» Aim
Every entry below must be repeated exactly; skip the pictures.

» Given information
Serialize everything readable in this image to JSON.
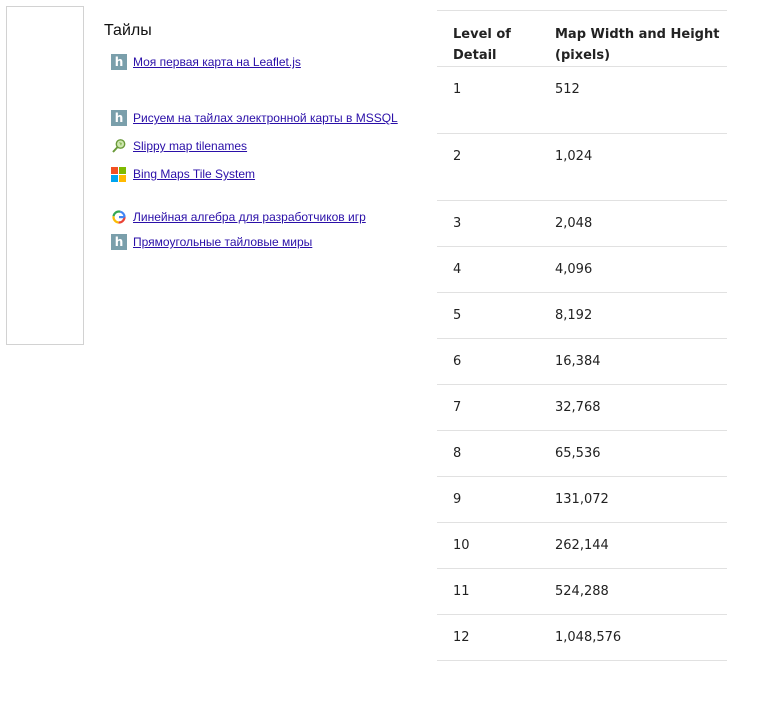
{
  "heading": "Тайлы",
  "links": [
    {
      "text": "Моя первая карта на Leaflet.js",
      "icon": "habr-icon"
    },
    {
      "text": "Рисуем на тайлах электронной карты в MSSQL",
      "icon": "habr-icon"
    },
    {
      "text": "Slippy map tilenames",
      "icon": "osm-wiki-icon"
    },
    {
      "text": "Bing Maps Tile System",
      "icon": "microsoft-icon"
    },
    {
      "text": "Линейная алгебра для разработчиков игр",
      "icon": "google-icon"
    },
    {
      "text": "Прямоугольные тайловые миры",
      "icon": "habr-icon"
    }
  ],
  "colors": {
    "link": "#2a0fa8",
    "habr_icon_bg": "#7a9fab",
    "ms_red": "#f25022",
    "ms_green": "#7fba00",
    "ms_blue": "#00a4ef",
    "ms_yellow": "#ffb900"
  },
  "table": {
    "headers": [
      "Level of Detail",
      "Map Width and Height (pixels)"
    ],
    "rows": [
      [
        "1",
        "512"
      ],
      [
        "2",
        "1,024"
      ],
      [
        "3",
        "2,048"
      ],
      [
        "4",
        "4,096"
      ],
      [
        "5",
        "8,192"
      ],
      [
        "6",
        "16,384"
      ],
      [
        "7",
        "32,768"
      ],
      [
        "8",
        "65,536"
      ],
      [
        "9",
        "131,072"
      ],
      [
        "10",
        "262,144"
      ],
      [
        "11",
        "524,288"
      ],
      [
        "12",
        "1,048,576"
      ]
    ]
  }
}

» Output for this task
Serialize everything readable in this image to JSON.
{
  "heading": "Тайлы",
  "links": [
    {
      "text": "Моя первая карта на Leaflet.js",
      "icon": "habr-icon"
    },
    {
      "text": "Рисуем на тайлах электронной карты в MSSQL",
      "icon": "habr-icon"
    },
    {
      "text": "Slippy map tilenames",
      "icon": "osm-wiki-icon"
    },
    {
      "text": "Bing Maps Tile System",
      "icon": "microsoft-icon"
    },
    {
      "text": "Линейная алгебра для разработчиков игр",
      "icon": "google-icon"
    },
    {
      "text": "Прямоугольные тайловые миры",
      "icon": "habr-icon"
    }
  ],
  "colors": {
    "link": "#2a0fa8",
    "habr_icon_bg": "#7a9fab",
    "ms_red": "#f25022",
    "ms_green": "#7fba00",
    "ms_blue": "#00a4ef",
    "ms_yellow": "#ffb900"
  },
  "table": {
    "headers": [
      "Level of Detail",
      "Map Width and Height (pixels)"
    ],
    "rows": [
      [
        "1",
        "512"
      ],
      [
        "2",
        "1,024"
      ],
      [
        "3",
        "2,048"
      ],
      [
        "4",
        "4,096"
      ],
      [
        "5",
        "8,192"
      ],
      [
        "6",
        "16,384"
      ],
      [
        "7",
        "32,768"
      ],
      [
        "8",
        "65,536"
      ],
      [
        "9",
        "131,072"
      ],
      [
        "10",
        "262,144"
      ],
      [
        "11",
        "524,288"
      ],
      [
        "12",
        "1,048,576"
      ]
    ]
  }
}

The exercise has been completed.